**Short problem**: Below is the data. Give it again, complete and exact.

**Material shown**:
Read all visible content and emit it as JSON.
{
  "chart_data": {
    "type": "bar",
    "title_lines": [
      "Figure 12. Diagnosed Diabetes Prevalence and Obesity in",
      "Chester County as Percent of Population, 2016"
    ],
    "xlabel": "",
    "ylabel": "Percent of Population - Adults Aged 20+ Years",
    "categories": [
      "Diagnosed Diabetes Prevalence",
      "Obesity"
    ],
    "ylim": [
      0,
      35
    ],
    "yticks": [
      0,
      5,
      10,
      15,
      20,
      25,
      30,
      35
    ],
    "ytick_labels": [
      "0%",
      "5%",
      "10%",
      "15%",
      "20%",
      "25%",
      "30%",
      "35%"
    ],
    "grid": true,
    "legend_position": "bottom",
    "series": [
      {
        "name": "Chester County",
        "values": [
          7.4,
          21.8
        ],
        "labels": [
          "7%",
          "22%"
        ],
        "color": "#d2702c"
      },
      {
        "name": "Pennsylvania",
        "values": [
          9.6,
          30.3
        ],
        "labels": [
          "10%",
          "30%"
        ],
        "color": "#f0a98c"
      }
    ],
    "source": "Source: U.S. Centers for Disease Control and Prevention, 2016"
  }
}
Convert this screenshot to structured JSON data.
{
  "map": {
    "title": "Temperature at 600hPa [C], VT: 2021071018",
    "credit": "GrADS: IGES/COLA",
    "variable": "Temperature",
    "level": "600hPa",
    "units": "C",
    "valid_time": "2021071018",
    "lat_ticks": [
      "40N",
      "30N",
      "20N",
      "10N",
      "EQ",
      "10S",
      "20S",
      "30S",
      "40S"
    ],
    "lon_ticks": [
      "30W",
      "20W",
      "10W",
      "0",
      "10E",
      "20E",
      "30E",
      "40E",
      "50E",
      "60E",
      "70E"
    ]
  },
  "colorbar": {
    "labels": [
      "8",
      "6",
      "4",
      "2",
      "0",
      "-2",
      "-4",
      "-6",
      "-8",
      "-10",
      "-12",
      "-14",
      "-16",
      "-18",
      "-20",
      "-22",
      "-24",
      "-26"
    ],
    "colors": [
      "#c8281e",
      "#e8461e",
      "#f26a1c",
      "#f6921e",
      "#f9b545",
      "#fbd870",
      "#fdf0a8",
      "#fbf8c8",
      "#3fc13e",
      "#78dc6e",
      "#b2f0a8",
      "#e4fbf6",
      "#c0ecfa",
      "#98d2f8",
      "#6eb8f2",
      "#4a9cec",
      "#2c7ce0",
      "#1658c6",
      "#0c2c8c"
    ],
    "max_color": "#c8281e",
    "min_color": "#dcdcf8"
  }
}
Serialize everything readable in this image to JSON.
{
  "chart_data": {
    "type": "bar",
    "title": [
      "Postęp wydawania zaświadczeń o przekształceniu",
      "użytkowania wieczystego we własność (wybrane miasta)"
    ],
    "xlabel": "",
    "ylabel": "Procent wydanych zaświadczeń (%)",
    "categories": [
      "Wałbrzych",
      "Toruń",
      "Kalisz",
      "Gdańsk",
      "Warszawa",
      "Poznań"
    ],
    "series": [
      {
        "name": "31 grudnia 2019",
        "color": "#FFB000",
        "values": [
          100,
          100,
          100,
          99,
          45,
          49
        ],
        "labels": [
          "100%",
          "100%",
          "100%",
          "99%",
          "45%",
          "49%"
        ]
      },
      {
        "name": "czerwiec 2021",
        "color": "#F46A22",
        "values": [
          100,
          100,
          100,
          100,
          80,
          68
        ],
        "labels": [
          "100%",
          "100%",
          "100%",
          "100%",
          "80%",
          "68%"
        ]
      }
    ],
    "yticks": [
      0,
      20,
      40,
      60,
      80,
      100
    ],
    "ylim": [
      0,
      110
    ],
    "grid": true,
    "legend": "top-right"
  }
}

**Completed task**:
Read all visible content and emit it as JSON.
{
  "chart_data": {
    "type": "bar",
    "title_lines": [
      "Figure 12. Diagnosed Diabetes Prevalence and Obesity in",
      "Chester County as Percent of Population, 2016"
    ],
    "xlabel": "",
    "ylabel": "Percent of Population - Adults Aged 20+ Years",
    "categories": [
      "Diagnosed Diabetes Prevalence",
      "Obesity"
    ],
    "ylim": [
      0,
      35
    ],
    "yticks": [
      0,
      5,
      10,
      15,
      20,
      25,
      30,
      35
    ],
    "ytick_labels": [
      "0%",
      "5%",
      "10%",
      "15%",
      "20%",
      "25%",
      "30%",
      "35%"
    ],
    "grid": true,
    "legend_position": "bottom",
    "series": [
      {
        "name": "Chester County",
        "values": [
          7.4,
          21.8
        ],
        "labels": [
          "7%",
          "22%"
        ],
        "color": "#d2702c"
      },
      {
        "name": "Pennsylvania",
        "values": [
          9.6,
          30.3
        ],
        "labels": [
          "10%",
          "30%"
        ],
        "color": "#f0a98c"
      }
    ],
    "source": "Source: U.S. Centers for Disease Control and Prevention, 2016"
  }
}
Convert this screenshot to structured JSON data.
{
  "map": {
    "title": "Temperature at 600hPa [C], VT: 2021071018",
    "credit": "GrADS: IGES/COLA",
    "variable": "Temperature",
    "level": "600hPa",
    "units": "C",
    "valid_time": "2021071018",
    "lat_ticks": [
      "40N",
      "30N",
      "20N",
      "10N",
      "EQ",
      "10S",
      "20S",
      "30S",
      "40S"
    ],
    "lon_ticks": [
      "30W",
      "20W",
      "10W",
      "0",
      "10E",
      "20E",
      "30E",
      "40E",
      "50E",
      "60E",
      "70E"
    ]
  },
  "colorbar": {
    "labels": [
      "8",
      "6",
      "4",
      "2",
      "0",
      "-2",
      "-4",
      "-6",
      "-8",
      "-10",
      "-12",
      "-14",
      "-16",
      "-18",
      "-20",
      "-22",
      "-24",
      "-26"
    ],
    "colors": [
      "#c8281e",
      "#e8461e",
      "#f26a1c",
      "#f6921e",
      "#f9b545",
      "#fbd870",
      "#fdf0a8",
      "#fbf8c8",
      "#3fc13e",
      "#78dc6e",
      "#b2f0a8",
      "#e4fbf6",
      "#c0ecfa",
      "#98d2f8",
      "#6eb8f2",
      "#4a9cec",
      "#2c7ce0",
      "#1658c6",
      "#0c2c8c"
    ],
    "max_color": "#c8281e",
    "min_color": "#dcdcf8"
  }
}
Serialize everything readable in this image to JSON.
{
  "chart_data": {
    "type": "bar",
    "title": [
      "Postęp wydawania zaświadczeń o przekształceniu",
      "użytkowania wieczystego we własność (wybrane miasta)"
    ],
    "xlabel": "",
    "ylabel": "Procent wydanych zaświadczeń (%)",
    "categories": [
      "Wałbrzych",
      "Toruń",
      "Kalisz",
      "Gdańsk",
      "Warszawa",
      "Poznań"
    ],
    "series": [
      {
        "name": "31 grudnia 2019",
        "color": "#FFB000",
        "values": [
          100,
          100,
          100,
          99,
          45,
          49
        ],
        "labels": [
          "100%",
          "100%",
          "100%",
          "99%",
          "45%",
          "49%"
        ]
      },
      {
        "name": "czerwiec 2021",
        "color": "#F46A22",
        "values": [
          100,
          100,
          100,
          100,
          80,
          68
        ],
        "labels": [
          "100%",
          "100%",
          "100%",
          "100%",
          "80%",
          "68%"
        ]
      }
    ],
    "yticks": [
      0,
      20,
      40,
      60,
      80,
      100
    ],
    "ylim": [
      0,
      110
    ],
    "grid": true,
    "legend": "top-right"
  }
}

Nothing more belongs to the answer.